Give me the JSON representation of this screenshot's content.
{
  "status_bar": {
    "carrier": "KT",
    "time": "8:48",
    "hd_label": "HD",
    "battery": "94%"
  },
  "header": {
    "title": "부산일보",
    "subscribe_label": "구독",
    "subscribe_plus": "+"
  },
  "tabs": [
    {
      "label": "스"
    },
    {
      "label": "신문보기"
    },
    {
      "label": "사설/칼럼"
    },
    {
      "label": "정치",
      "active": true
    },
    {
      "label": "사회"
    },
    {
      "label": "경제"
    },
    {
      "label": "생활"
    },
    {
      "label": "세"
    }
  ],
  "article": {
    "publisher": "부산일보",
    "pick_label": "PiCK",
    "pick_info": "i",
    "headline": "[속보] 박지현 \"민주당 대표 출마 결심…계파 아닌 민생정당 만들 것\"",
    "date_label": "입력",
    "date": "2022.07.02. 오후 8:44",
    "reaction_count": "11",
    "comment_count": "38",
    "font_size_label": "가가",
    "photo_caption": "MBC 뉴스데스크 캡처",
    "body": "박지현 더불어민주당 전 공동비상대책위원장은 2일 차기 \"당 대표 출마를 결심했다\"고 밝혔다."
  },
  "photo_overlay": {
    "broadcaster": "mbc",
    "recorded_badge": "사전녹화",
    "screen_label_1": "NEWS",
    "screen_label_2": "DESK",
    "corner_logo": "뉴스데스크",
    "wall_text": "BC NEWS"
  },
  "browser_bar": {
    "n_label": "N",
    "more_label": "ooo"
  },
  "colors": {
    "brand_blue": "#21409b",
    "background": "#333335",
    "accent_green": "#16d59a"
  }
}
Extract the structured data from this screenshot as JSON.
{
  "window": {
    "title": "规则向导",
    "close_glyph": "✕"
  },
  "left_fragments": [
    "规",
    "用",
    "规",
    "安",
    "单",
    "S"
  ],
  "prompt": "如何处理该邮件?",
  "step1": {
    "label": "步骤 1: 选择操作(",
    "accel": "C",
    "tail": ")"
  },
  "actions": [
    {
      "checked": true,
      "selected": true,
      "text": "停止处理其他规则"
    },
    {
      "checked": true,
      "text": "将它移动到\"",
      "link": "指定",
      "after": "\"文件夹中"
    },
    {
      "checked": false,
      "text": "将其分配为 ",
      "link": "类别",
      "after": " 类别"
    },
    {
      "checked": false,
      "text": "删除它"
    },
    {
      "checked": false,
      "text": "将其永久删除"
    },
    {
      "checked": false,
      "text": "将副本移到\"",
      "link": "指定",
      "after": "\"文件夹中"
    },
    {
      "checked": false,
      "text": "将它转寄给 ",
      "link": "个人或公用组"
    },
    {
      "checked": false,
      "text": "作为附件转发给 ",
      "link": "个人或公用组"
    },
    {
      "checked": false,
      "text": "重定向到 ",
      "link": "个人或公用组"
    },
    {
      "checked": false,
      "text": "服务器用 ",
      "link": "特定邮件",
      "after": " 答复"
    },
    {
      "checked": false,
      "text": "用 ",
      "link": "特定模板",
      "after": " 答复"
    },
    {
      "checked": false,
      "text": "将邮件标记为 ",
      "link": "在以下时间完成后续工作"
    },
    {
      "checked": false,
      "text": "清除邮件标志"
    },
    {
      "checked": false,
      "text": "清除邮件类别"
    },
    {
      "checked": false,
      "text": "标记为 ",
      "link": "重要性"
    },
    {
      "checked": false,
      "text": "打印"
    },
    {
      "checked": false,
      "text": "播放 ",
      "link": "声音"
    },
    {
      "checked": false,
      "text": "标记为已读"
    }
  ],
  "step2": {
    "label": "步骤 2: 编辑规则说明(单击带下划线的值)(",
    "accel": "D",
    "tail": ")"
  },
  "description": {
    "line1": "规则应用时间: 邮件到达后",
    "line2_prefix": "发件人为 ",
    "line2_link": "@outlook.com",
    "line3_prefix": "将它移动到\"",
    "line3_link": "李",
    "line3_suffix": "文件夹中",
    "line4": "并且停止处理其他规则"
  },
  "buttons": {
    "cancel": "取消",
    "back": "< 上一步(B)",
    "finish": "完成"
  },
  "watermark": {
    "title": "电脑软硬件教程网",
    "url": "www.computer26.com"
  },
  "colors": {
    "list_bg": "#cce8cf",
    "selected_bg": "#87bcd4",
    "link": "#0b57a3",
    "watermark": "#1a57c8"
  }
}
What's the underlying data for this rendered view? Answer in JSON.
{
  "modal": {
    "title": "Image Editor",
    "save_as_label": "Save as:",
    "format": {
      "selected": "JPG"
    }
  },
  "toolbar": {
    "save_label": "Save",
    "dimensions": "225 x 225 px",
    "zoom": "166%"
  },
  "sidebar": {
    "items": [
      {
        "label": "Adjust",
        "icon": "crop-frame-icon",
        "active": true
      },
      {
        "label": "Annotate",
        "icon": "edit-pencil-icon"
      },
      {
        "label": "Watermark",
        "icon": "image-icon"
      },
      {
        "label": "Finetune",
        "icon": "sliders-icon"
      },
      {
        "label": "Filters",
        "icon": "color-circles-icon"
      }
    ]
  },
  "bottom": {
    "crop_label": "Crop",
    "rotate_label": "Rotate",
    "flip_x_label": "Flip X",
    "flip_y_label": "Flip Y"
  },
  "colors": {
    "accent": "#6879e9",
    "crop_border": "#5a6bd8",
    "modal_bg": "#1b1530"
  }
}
*-*-*
__Prompt__. From the line containing "What's the underlying" down to the last line, reproduce the records exactly. Include both ends.

__Response to the task__.
What's the underlying data for this rendered view? Answer in JSON.
{
  "modal": {
    "title": "Image Editor",
    "save_as_label": "Save as:",
    "format": {
      "selected": "JPG"
    }
  },
  "toolbar": {
    "save_label": "Save",
    "dimensions": "225 x 225 px",
    "zoom": "166%"
  },
  "sidebar": {
    "items": [
      {
        "label": "Adjust",
        "icon": "crop-frame-icon",
        "active": true
      },
      {
        "label": "Annotate",
        "icon": "edit-pencil-icon"
      },
      {
        "label": "Watermark",
        "icon": "image-icon"
      },
      {
        "label": "Finetune",
        "icon": "sliders-icon"
      },
      {
        "label": "Filters",
        "icon": "color-circles-icon"
      }
    ]
  },
  "bottom": {
    "crop_label": "Crop",
    "rotate_label": "Rotate",
    "flip_x_label": "Flip X",
    "flip_y_label": "Flip Y"
  },
  "colors": {
    "accent": "#6879e9",
    "crop_border": "#5a6bd8",
    "modal_bg": "#1b1530"
  }
}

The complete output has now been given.